• GIVEN EXERCISE
Draw out every line with the word "Setup" from the listing below.

· · · · ·

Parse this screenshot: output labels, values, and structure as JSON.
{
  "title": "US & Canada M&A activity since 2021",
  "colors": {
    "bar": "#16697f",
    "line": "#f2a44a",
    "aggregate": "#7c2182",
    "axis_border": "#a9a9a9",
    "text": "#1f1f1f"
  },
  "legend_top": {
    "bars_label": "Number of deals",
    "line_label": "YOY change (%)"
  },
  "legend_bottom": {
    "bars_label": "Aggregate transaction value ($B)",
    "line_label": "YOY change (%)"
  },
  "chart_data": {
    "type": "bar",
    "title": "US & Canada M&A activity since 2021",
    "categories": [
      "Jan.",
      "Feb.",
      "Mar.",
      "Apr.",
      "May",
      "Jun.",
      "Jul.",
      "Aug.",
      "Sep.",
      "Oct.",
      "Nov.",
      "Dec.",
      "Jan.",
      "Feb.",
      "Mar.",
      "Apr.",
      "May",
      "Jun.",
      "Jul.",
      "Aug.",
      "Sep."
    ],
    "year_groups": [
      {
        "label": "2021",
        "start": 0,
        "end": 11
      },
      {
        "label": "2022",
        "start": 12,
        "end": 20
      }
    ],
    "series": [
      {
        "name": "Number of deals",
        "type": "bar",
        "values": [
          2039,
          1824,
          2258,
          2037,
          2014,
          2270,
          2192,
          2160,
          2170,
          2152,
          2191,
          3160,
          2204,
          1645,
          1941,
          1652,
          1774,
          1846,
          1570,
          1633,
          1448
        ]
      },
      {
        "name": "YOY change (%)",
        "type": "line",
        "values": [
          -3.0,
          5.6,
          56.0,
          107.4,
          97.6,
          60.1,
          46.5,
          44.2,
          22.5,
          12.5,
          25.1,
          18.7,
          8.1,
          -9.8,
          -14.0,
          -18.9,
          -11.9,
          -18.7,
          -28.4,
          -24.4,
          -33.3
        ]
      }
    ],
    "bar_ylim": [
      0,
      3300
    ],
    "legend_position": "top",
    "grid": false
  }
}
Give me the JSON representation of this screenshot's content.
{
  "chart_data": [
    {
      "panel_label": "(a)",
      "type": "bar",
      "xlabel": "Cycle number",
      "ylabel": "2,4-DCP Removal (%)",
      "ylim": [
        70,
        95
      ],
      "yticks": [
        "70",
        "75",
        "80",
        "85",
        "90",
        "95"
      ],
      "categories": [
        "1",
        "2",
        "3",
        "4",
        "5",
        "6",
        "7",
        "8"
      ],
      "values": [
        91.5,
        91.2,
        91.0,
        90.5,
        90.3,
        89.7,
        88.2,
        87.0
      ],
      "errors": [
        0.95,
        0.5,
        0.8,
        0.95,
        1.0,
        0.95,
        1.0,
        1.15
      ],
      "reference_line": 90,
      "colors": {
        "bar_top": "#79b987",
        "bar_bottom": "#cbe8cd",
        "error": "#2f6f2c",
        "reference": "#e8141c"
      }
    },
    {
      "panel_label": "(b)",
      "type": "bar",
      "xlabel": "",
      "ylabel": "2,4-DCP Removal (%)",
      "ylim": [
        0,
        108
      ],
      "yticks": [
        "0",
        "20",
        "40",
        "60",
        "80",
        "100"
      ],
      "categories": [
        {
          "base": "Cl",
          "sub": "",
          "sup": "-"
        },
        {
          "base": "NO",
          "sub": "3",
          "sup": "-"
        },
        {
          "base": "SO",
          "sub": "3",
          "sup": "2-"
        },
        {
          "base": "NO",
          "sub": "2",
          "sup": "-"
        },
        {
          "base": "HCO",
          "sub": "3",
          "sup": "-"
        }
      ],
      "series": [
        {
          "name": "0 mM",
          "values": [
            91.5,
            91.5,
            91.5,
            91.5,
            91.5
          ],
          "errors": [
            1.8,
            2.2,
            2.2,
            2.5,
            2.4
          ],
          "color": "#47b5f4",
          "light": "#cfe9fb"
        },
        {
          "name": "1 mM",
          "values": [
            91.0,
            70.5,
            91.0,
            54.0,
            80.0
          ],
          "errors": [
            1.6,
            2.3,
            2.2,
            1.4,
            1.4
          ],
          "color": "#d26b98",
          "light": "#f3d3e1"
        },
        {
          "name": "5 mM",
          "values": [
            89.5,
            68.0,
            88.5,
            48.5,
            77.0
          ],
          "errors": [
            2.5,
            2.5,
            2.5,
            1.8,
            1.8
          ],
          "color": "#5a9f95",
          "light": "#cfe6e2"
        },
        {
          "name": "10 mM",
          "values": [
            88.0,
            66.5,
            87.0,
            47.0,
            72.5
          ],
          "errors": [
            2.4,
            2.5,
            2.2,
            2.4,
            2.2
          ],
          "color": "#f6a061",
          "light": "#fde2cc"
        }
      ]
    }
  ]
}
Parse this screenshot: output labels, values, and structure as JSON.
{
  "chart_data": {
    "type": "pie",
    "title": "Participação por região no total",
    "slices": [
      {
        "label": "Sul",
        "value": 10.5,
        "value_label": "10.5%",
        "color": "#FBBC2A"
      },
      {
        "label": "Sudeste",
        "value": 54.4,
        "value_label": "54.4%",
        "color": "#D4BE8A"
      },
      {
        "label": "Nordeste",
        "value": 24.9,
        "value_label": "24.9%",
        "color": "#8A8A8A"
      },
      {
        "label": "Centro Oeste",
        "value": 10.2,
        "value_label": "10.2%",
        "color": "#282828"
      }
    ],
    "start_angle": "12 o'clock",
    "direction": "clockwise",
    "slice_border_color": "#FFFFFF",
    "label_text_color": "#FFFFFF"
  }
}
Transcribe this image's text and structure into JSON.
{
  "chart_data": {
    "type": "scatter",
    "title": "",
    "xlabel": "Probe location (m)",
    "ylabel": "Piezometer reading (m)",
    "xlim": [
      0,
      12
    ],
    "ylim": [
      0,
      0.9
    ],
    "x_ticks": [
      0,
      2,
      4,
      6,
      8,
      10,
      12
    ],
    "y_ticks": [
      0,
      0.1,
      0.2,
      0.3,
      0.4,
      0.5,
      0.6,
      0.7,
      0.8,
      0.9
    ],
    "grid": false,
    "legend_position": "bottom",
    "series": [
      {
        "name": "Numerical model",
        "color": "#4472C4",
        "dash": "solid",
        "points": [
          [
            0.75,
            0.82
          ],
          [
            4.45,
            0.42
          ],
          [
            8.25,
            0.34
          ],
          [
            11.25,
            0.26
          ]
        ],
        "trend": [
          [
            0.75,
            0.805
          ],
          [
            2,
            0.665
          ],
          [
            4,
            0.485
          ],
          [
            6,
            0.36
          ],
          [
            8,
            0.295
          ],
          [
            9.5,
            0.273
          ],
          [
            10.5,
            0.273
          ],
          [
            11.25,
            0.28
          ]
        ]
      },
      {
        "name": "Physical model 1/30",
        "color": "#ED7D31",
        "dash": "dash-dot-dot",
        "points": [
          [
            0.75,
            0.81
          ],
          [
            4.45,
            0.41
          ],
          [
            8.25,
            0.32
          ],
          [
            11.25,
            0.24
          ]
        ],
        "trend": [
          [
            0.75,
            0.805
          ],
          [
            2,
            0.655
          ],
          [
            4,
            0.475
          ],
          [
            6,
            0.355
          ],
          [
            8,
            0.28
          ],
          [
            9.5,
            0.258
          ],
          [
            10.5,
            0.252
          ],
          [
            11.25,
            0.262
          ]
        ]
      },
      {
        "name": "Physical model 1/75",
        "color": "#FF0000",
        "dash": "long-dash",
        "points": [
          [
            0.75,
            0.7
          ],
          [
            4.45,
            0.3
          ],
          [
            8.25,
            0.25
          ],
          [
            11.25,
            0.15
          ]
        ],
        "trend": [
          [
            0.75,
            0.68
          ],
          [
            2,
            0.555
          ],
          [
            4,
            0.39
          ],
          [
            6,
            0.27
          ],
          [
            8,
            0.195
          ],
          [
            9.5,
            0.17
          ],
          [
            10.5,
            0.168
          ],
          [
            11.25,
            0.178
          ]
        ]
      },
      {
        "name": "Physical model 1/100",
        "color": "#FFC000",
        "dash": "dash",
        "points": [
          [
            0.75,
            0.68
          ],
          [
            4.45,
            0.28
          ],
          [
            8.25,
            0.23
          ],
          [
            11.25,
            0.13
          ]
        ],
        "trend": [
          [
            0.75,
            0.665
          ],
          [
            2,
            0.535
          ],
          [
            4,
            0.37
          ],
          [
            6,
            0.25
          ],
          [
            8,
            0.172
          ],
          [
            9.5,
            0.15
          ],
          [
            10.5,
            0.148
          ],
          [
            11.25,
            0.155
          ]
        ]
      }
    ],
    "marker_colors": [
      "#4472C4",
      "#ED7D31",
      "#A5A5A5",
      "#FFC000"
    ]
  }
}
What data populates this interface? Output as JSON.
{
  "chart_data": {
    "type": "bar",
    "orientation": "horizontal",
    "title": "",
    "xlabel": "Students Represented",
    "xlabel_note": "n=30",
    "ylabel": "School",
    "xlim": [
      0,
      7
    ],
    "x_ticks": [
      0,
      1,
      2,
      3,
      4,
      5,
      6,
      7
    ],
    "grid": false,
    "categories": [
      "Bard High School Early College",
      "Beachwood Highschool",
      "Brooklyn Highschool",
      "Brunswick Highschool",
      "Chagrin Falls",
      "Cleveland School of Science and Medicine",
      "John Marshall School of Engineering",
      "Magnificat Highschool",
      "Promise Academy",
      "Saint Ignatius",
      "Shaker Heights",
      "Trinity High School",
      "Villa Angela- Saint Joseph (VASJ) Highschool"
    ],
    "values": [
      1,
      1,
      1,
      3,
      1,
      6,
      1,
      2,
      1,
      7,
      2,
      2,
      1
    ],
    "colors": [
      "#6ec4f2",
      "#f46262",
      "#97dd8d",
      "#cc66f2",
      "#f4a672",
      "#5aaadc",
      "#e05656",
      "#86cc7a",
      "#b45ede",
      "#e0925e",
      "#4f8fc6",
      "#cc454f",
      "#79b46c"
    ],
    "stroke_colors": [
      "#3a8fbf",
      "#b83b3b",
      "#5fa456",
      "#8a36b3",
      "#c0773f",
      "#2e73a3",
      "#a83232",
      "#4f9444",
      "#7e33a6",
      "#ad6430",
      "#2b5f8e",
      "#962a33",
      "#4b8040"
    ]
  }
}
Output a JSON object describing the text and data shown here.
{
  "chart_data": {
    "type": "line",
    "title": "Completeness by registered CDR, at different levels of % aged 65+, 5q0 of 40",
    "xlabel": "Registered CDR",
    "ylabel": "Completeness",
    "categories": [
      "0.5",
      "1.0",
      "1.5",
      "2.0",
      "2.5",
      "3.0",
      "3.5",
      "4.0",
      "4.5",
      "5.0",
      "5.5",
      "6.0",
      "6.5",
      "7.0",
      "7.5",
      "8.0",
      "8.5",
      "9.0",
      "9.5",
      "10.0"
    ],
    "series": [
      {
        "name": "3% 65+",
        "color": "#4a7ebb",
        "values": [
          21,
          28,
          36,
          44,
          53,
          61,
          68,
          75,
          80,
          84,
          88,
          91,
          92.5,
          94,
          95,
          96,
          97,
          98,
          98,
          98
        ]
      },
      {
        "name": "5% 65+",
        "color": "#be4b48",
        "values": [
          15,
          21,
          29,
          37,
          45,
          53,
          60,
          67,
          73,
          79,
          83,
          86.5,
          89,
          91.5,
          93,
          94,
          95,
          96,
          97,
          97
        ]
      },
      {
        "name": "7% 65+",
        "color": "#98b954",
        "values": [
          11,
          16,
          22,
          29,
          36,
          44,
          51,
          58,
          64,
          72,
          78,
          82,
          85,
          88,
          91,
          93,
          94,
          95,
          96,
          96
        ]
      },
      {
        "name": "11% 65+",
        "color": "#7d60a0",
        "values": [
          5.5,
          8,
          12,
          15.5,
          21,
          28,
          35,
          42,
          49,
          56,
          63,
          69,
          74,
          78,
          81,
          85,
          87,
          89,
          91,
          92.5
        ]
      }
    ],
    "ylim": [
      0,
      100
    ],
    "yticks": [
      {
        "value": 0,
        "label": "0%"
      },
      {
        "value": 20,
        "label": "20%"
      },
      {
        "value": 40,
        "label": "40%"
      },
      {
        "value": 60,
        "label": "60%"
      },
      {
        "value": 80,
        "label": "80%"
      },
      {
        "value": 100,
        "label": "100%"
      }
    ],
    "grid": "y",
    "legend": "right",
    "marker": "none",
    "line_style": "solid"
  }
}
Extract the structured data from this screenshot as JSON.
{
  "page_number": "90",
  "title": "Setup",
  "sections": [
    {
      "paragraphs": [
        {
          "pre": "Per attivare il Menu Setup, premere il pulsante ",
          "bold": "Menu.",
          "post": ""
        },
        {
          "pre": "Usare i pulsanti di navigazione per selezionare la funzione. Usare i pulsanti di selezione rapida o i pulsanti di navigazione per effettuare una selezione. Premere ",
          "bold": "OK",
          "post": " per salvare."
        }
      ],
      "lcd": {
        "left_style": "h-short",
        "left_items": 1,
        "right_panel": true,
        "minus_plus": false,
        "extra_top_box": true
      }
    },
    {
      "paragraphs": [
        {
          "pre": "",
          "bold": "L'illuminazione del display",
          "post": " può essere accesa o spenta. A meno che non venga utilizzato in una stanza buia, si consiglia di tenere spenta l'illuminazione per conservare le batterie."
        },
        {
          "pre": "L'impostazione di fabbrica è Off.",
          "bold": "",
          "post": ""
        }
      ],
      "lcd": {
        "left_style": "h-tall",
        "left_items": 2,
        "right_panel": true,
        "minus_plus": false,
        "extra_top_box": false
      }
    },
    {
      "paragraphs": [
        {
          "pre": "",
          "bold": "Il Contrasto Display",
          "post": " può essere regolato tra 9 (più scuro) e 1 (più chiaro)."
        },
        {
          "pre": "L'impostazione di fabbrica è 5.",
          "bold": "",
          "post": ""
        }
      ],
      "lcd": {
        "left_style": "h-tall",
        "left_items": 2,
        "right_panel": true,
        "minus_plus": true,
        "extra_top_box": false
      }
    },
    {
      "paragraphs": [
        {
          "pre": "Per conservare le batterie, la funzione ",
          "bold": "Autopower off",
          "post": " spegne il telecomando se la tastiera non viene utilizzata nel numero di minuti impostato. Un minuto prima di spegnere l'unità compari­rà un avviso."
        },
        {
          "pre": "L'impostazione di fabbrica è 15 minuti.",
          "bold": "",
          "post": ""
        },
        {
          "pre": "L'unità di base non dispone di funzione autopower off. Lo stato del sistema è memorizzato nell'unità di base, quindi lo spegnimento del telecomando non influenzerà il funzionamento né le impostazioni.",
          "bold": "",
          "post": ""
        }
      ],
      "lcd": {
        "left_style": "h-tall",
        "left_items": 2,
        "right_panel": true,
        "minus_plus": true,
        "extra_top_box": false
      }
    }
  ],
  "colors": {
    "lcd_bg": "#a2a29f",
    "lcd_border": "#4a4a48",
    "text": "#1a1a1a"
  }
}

· · · · ·

• FINAL ANSWER
  "title": "Setup",
          "pre": "Per attivare il Menu Setup, premere il pulsante ",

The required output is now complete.